--- Start Exercise inputs ---
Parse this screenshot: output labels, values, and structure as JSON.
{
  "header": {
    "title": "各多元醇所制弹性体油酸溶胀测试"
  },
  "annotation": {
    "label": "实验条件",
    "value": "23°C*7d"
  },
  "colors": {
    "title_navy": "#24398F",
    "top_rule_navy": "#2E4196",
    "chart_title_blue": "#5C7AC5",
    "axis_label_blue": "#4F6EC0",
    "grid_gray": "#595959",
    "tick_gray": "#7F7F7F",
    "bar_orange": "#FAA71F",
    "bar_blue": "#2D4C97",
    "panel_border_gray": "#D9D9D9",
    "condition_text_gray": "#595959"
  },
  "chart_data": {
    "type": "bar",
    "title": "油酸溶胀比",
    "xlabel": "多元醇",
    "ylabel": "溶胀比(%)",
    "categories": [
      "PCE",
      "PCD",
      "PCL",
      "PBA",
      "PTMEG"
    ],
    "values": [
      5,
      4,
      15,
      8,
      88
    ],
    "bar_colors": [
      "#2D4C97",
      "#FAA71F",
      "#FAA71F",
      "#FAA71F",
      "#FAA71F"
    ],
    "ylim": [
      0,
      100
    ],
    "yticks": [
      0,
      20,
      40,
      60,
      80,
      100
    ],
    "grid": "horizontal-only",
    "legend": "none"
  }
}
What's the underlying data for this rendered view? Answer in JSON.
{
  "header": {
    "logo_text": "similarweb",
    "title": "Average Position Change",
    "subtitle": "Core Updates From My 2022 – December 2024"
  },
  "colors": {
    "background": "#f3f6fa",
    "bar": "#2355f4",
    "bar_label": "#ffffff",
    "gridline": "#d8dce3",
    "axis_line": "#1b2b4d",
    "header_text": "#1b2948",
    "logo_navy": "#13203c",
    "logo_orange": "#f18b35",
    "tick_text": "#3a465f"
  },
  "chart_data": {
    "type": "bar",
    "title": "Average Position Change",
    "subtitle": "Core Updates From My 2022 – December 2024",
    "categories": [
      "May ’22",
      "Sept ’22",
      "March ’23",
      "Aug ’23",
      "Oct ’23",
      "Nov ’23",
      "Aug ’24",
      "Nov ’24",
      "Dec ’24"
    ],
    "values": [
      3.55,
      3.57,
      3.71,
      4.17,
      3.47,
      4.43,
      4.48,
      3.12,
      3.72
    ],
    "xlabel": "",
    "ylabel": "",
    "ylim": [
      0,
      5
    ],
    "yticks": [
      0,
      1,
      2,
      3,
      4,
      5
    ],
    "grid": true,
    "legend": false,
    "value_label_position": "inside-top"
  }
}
--- End Exercise inputs ---
Everything in the listing above should be restated exactly.

Parse this screenshot: output labels, values, and structure as JSON.
{
  "header": {
    "title": "各多元醇所制弹性体油酸溶胀测试"
  },
  "annotation": {
    "label": "实验条件",
    "value": "23°C*7d"
  },
  "colors": {
    "title_navy": "#24398F",
    "top_rule_navy": "#2E4196",
    "chart_title_blue": "#5C7AC5",
    "axis_label_blue": "#4F6EC0",
    "grid_gray": "#595959",
    "tick_gray": "#7F7F7F",
    "bar_orange": "#FAA71F",
    "bar_blue": "#2D4C97",
    "panel_border_gray": "#D9D9D9",
    "condition_text_gray": "#595959"
  },
  "chart_data": {
    "type": "bar",
    "title": "油酸溶胀比",
    "xlabel": "多元醇",
    "ylabel": "溶胀比(%)",
    "categories": [
      "PCE",
      "PCD",
      "PCL",
      "PBA",
      "PTMEG"
    ],
    "values": [
      5,
      4,
      15,
      8,
      88
    ],
    "bar_colors": [
      "#2D4C97",
      "#FAA71F",
      "#FAA71F",
      "#FAA71F",
      "#FAA71F"
    ],
    "ylim": [
      0,
      100
    ],
    "yticks": [
      0,
      20,
      40,
      60,
      80,
      100
    ],
    "grid": "horizontal-only",
    "legend": "none"
  }
}
What's the underlying data for this rendered view? Answer in JSON.
{
  "header": {
    "logo_text": "similarweb",
    "title": "Average Position Change",
    "subtitle": "Core Updates From My 2022 – December 2024"
  },
  "colors": {
    "background": "#f3f6fa",
    "bar": "#2355f4",
    "bar_label": "#ffffff",
    "gridline": "#d8dce3",
    "axis_line": "#1b2b4d",
    "header_text": "#1b2948",
    "logo_navy": "#13203c",
    "logo_orange": "#f18b35",
    "tick_text": "#3a465f"
  },
  "chart_data": {
    "type": "bar",
    "title": "Average Position Change",
    "subtitle": "Core Updates From My 2022 – December 2024",
    "categories": [
      "May ’22",
      "Sept ’22",
      "March ’23",
      "Aug ’23",
      "Oct ’23",
      "Nov ’23",
      "Aug ’24",
      "Nov ’24",
      "Dec ’24"
    ],
    "values": [
      3.55,
      3.57,
      3.71,
      4.17,
      3.47,
      4.43,
      4.48,
      3.12,
      3.72
    ],
    "xlabel": "",
    "ylabel": "",
    "ylim": [
      0,
      5
    ],
    "yticks": [
      0,
      1,
      2,
      3,
      4,
      5
    ],
    "grid": true,
    "legend": false,
    "value_label_position": "inside-top"
  }
}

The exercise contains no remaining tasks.